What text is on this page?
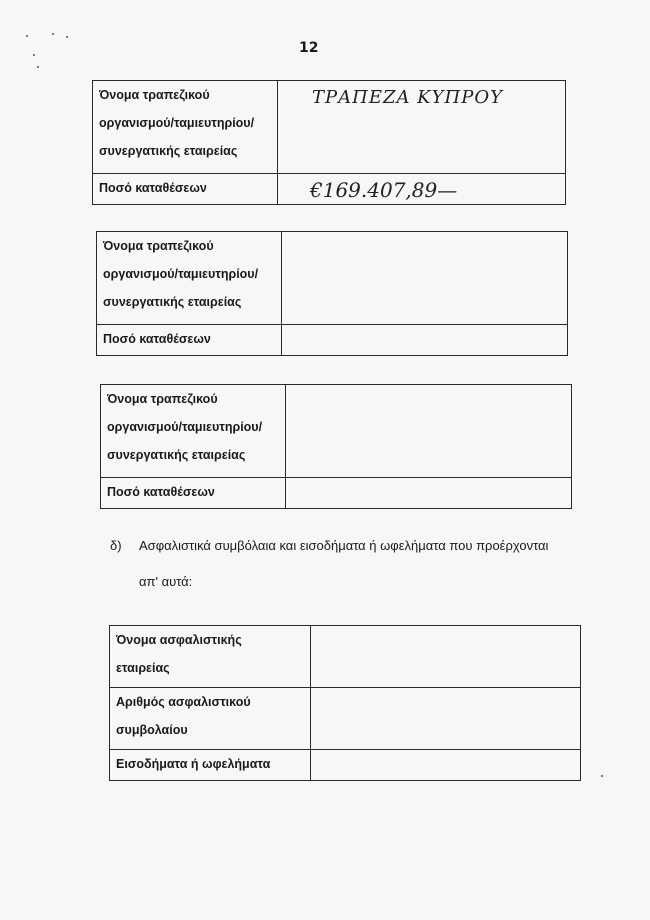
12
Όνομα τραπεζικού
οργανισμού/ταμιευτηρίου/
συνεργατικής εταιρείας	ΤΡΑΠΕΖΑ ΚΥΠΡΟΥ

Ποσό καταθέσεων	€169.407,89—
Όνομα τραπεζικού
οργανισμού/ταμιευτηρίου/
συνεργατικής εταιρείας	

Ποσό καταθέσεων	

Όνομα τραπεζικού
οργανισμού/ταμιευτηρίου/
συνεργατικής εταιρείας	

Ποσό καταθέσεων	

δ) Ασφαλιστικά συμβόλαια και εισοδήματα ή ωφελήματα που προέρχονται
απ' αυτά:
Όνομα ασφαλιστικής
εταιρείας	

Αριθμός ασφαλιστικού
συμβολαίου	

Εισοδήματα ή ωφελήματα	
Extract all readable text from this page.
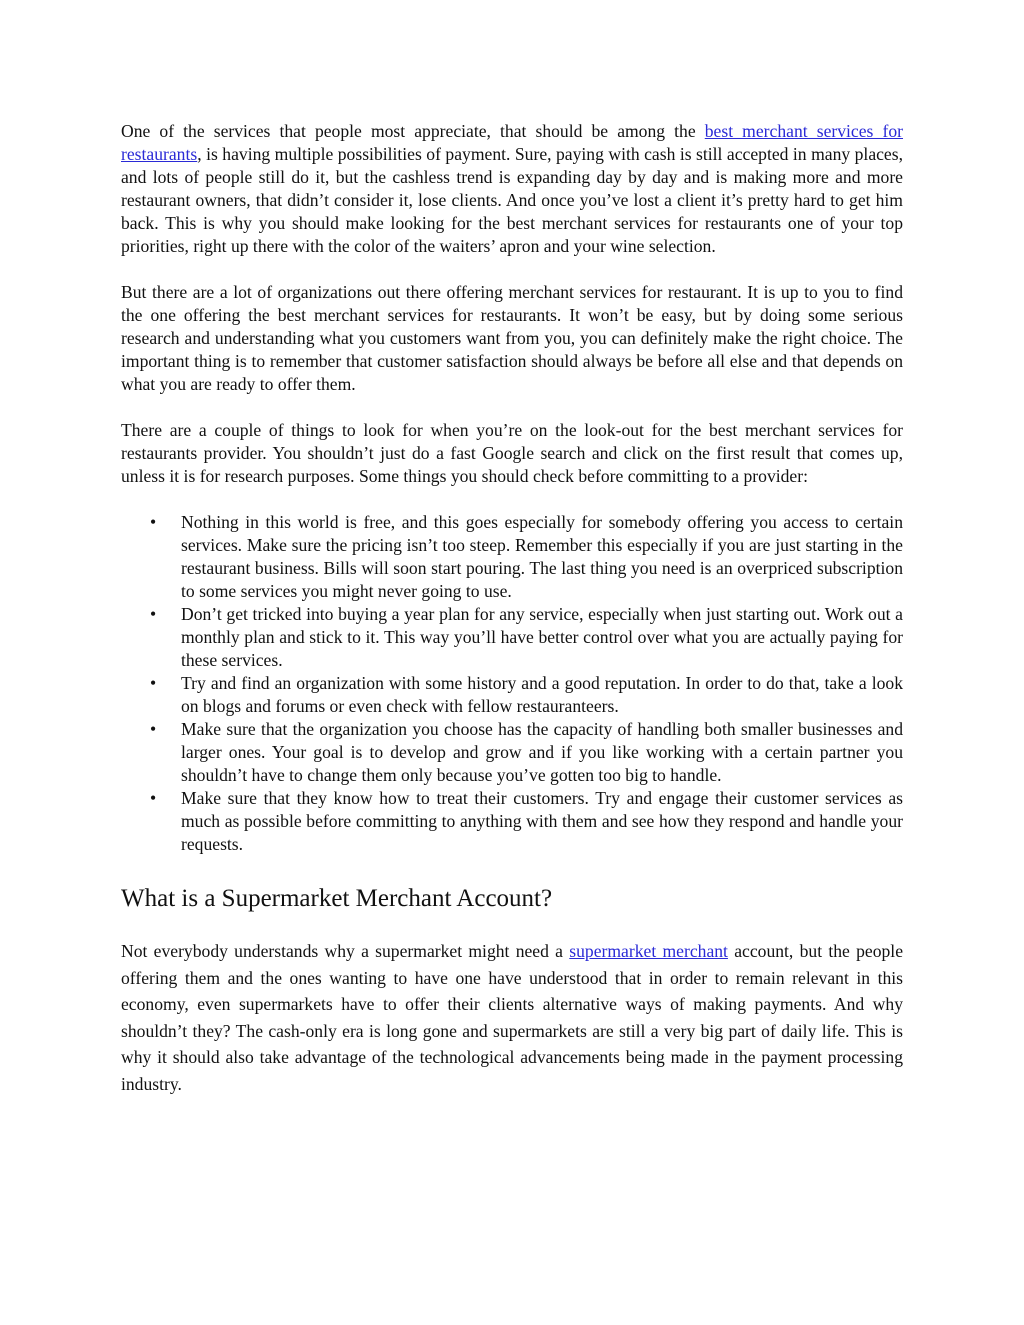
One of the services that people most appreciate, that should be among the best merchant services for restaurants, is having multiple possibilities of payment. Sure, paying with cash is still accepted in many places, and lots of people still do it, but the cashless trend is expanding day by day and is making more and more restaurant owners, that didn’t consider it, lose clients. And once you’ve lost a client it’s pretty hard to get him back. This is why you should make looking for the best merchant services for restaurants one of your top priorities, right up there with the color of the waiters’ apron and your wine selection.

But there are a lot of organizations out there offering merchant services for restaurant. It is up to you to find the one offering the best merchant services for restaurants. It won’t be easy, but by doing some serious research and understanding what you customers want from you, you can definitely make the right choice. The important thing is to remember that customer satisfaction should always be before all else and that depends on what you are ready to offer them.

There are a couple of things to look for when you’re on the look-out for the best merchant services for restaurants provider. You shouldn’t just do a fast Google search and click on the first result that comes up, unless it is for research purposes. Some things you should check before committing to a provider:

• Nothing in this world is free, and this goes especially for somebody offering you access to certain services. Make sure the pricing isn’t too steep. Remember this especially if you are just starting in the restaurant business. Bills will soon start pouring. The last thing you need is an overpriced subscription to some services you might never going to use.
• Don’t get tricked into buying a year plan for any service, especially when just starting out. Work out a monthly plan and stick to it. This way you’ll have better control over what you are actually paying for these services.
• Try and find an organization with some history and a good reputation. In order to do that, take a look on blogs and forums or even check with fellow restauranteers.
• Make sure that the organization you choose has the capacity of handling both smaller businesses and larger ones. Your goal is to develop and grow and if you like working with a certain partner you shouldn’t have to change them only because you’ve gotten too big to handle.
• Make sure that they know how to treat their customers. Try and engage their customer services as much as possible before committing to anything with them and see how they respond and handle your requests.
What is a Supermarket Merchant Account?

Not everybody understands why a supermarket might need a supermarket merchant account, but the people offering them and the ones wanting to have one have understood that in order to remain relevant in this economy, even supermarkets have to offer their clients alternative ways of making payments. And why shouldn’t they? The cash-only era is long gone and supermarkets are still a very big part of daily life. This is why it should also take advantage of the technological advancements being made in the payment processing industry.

==

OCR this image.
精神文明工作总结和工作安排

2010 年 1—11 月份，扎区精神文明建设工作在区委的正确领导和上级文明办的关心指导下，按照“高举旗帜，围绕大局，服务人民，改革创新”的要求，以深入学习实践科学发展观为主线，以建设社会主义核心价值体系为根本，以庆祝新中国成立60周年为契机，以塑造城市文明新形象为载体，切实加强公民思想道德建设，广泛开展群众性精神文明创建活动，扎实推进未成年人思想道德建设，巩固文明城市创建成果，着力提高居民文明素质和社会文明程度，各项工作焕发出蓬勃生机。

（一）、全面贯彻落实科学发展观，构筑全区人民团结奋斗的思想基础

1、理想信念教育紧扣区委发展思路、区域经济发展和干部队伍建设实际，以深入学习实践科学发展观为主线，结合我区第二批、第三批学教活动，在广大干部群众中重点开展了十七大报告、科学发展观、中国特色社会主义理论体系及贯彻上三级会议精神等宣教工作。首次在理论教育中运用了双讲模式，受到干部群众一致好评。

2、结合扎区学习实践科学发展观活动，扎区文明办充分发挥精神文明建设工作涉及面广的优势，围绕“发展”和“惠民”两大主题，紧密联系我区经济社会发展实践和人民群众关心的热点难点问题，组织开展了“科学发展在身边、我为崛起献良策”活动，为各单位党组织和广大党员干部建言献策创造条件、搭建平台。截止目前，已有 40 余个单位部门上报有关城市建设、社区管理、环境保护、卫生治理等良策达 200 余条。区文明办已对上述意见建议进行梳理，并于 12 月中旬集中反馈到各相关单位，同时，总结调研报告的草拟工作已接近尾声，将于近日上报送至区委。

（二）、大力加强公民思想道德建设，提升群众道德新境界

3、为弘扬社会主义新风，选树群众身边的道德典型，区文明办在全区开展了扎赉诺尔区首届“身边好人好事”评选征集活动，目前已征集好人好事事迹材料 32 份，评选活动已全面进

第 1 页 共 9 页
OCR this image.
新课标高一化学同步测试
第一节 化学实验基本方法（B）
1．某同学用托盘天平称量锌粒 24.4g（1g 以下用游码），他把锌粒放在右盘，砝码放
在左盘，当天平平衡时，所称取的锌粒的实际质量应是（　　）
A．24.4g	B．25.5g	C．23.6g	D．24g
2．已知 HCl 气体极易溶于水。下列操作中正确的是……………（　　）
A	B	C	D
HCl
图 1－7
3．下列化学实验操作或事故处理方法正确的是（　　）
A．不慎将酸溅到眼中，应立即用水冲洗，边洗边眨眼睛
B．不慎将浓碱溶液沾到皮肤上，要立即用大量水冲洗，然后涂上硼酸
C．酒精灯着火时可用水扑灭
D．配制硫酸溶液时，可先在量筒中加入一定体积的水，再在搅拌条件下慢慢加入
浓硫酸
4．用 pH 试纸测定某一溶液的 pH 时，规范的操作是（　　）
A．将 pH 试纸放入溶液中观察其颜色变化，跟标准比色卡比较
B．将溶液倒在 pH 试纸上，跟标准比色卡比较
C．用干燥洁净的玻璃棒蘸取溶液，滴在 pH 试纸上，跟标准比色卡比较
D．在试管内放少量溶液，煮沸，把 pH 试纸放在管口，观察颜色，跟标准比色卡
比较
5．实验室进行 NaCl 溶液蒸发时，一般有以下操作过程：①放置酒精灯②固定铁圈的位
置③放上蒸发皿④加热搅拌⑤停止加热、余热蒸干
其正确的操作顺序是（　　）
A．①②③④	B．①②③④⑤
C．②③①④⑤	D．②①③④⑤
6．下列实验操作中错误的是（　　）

...

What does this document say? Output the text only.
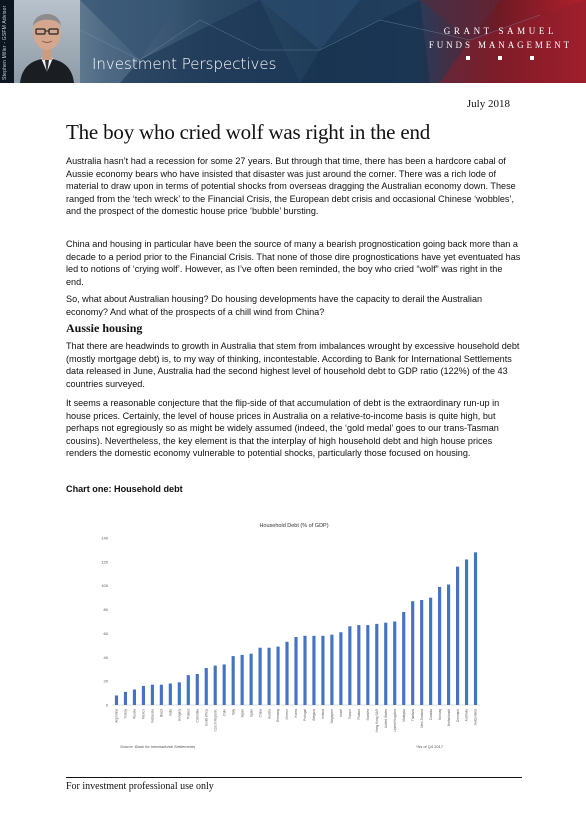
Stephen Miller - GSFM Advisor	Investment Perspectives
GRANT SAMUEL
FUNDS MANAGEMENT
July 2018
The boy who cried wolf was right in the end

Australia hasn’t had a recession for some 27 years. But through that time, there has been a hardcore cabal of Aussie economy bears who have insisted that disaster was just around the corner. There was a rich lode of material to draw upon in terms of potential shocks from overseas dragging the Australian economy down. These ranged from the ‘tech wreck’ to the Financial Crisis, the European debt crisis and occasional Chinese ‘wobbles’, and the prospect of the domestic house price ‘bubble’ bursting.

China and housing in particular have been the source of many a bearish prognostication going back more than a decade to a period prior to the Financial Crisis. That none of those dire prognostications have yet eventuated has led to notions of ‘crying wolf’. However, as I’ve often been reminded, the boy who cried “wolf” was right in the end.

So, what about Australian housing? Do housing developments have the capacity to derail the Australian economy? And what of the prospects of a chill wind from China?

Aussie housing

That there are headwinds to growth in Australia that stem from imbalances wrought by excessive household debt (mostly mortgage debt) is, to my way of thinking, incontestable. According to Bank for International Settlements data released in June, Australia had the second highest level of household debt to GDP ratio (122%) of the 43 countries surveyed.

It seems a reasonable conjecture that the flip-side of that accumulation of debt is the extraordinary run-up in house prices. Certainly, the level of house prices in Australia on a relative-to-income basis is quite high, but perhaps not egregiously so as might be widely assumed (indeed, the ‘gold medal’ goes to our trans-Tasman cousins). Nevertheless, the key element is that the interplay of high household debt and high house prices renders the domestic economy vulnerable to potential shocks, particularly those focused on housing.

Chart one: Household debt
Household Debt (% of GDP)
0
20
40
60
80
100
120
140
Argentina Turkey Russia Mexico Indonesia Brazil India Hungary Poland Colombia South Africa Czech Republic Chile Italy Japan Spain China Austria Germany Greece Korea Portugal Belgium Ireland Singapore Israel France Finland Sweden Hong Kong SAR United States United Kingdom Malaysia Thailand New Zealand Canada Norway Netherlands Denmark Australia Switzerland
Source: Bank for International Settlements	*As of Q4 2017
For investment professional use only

▶ What is expected: From the entries above, list each line with "ωφελήματα" in it.

▶ Response for this exercise:
δ) Ασφαλιστικά συμβόλαια και εισοδήματα ή ωφελήματα που προέρχονται
Εισοδήματα ή ωφελήματα	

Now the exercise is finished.